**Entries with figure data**
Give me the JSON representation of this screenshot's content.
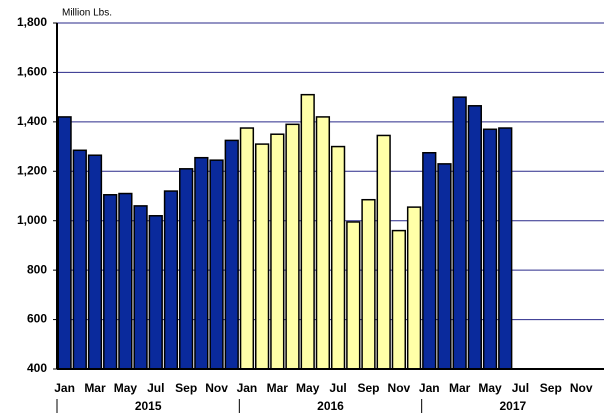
{
  "chart_data": {
    "type": "bar",
    "y_unit_label": "Million Lbs.",
    "ylim": [
      400,
      1800
    ],
    "yticks": [
      {
        "value": 400,
        "label": "400"
      },
      {
        "value": 600,
        "label": "600"
      },
      {
        "value": 800,
        "label": "800"
      },
      {
        "value": 1000,
        "label": "1,000"
      },
      {
        "value": 1200,
        "label": "1,200"
      },
      {
        "value": 1400,
        "label": "1,400"
      },
      {
        "value": 1600,
        "label": "1,600"
      },
      {
        "value": 1800,
        "label": "1,800"
      }
    ],
    "grid": true,
    "groups": [
      {
        "name": "2015",
        "color": "#0a2a9c",
        "categories": [
          "Jan",
          null,
          "Mar",
          null,
          "May",
          null,
          "Jul",
          null,
          "Sep",
          null,
          "Nov",
          null
        ],
        "values": [
          1420,
          1285,
          1265,
          1105,
          1110,
          1060,
          1020,
          1120,
          1210,
          1255,
          1245,
          1325
        ]
      },
      {
        "name": "2016",
        "color": "#ffffa8",
        "categories": [
          "Jan",
          null,
          "Mar",
          null,
          "May",
          null,
          "Jul",
          null,
          "Sep",
          null,
          "Nov",
          null
        ],
        "values": [
          1375,
          1310,
          1350,
          1390,
          1510,
          1420,
          1300,
          995,
          1085,
          1345,
          960,
          1055
        ]
      },
      {
        "name": "2017",
        "color": "#0a2a9c",
        "categories": [
          "Jan",
          null,
          "Mar",
          null,
          "May",
          null,
          "Jul",
          null,
          "Sep",
          null,
          "Nov",
          null
        ],
        "values": [
          1275,
          1230,
          1500,
          1465,
          1370,
          1375,
          null,
          null,
          null,
          null,
          null,
          null
        ]
      }
    ]
  }
}
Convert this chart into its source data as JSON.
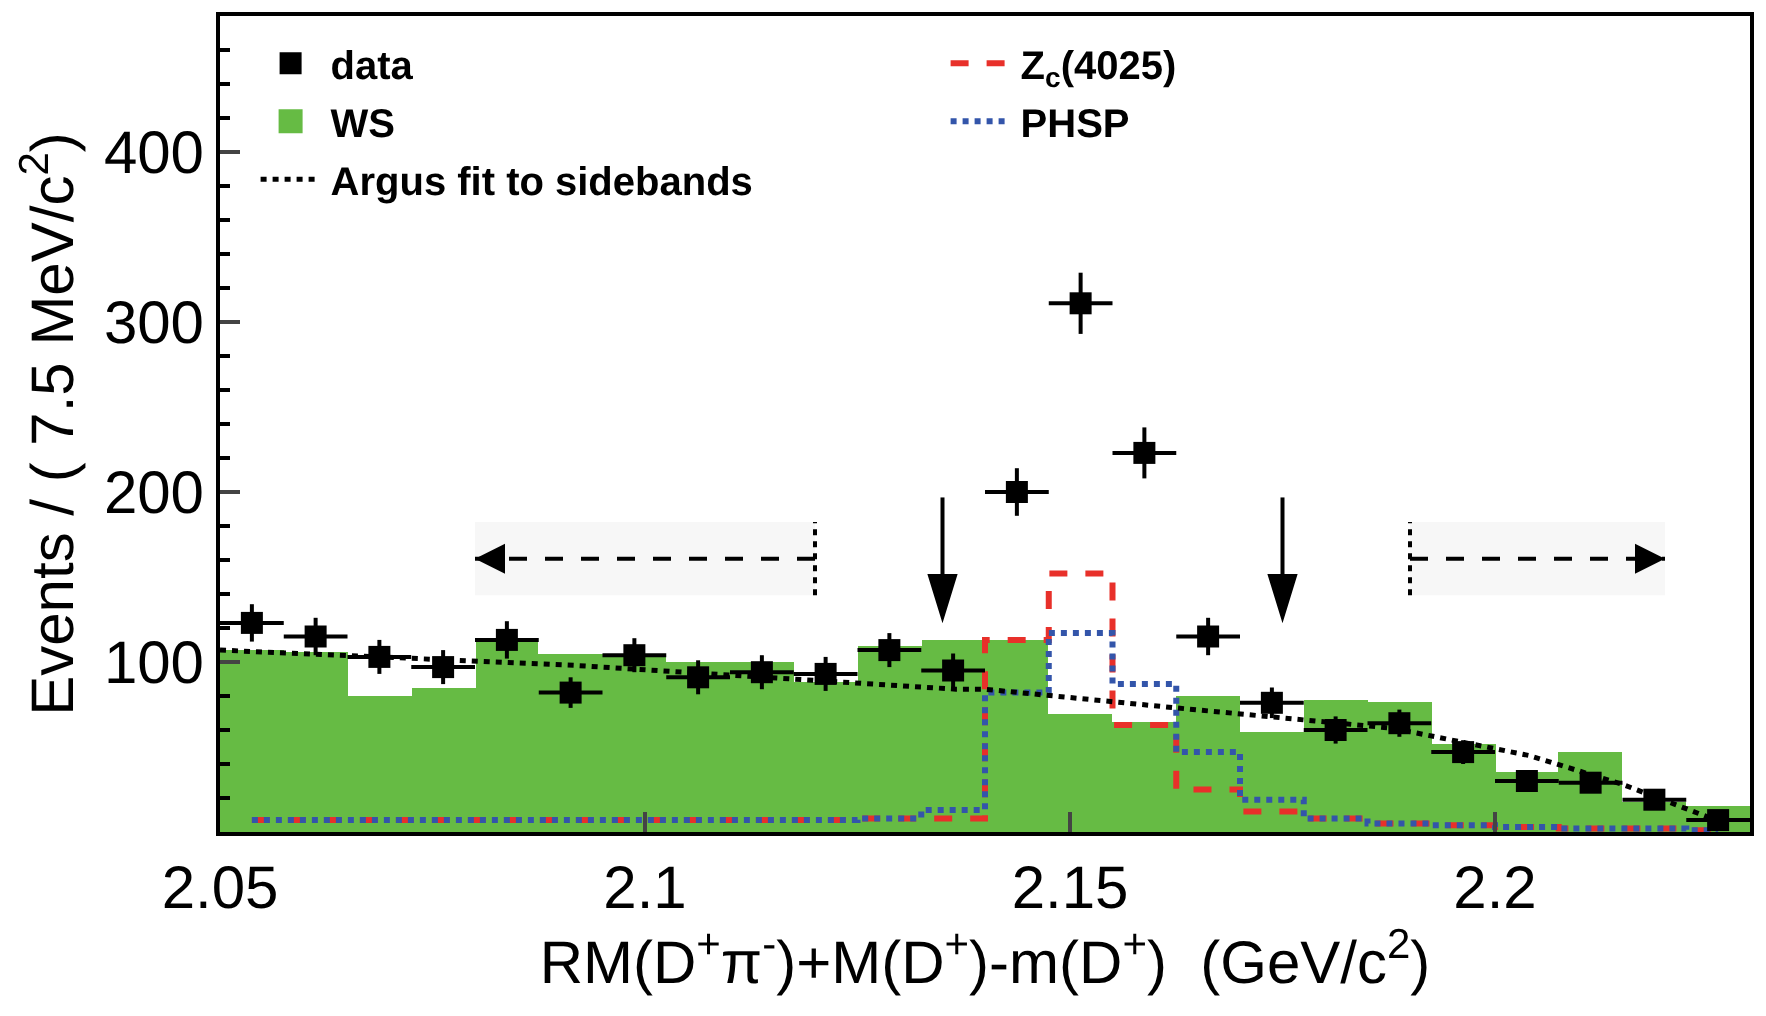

**Request**
Print the listing above in full, exactly as written. Omit any pictures.

**The result**
Give me the JSON representation of this screenshot's content.
{
  "chart_data": {
    "type": "bar",
    "y_unit_label": "Million Lbs.",
    "ylim": [
      400,
      1800
    ],
    "yticks": [
      {
        "value": 400,
        "label": "400"
      },
      {
        "value": 600,
        "label": "600"
      },
      {
        "value": 800,
        "label": "800"
      },
      {
        "value": 1000,
        "label": "1,000"
      },
      {
        "value": 1200,
        "label": "1,200"
      },
      {
        "value": 1400,
        "label": "1,400"
      },
      {
        "value": 1600,
        "label": "1,600"
      },
      {
        "value": 1800,
        "label": "1,800"
      }
    ],
    "grid": true,
    "groups": [
      {
        "name": "2015",
        "color": "#0a2a9c",
        "categories": [
          "Jan",
          null,
          "Mar",
          null,
          "May",
          null,
          "Jul",
          null,
          "Sep",
          null,
          "Nov",
          null
        ],
        "values": [
          1420,
          1285,
          1265,
          1105,
          1110,
          1060,
          1020,
          1120,
          1210,
          1255,
          1245,
          1325
        ]
      },
      {
        "name": "2016",
        "color": "#ffffa8",
        "categories": [
          "Jan",
          null,
          "Mar",
          null,
          "May",
          null,
          "Jul",
          null,
          "Sep",
          null,
          "Nov",
          null
        ],
        "values": [
          1375,
          1310,
          1350,
          1390,
          1510,
          1420,
          1300,
          995,
          1085,
          1345,
          960,
          1055
        ]
      },
      {
        "name": "2017",
        "color": "#0a2a9c",
        "categories": [
          "Jan",
          null,
          "Mar",
          null,
          "May",
          null,
          "Jul",
          null,
          "Sep",
          null,
          "Nov",
          null
        ],
        "values": [
          1275,
          1230,
          1500,
          1465,
          1370,
          1375,
          null,
          null,
          null,
          null,
          null,
          null
        ]
      }
    ]
  }
}
Convert this chart into its source data as JSON.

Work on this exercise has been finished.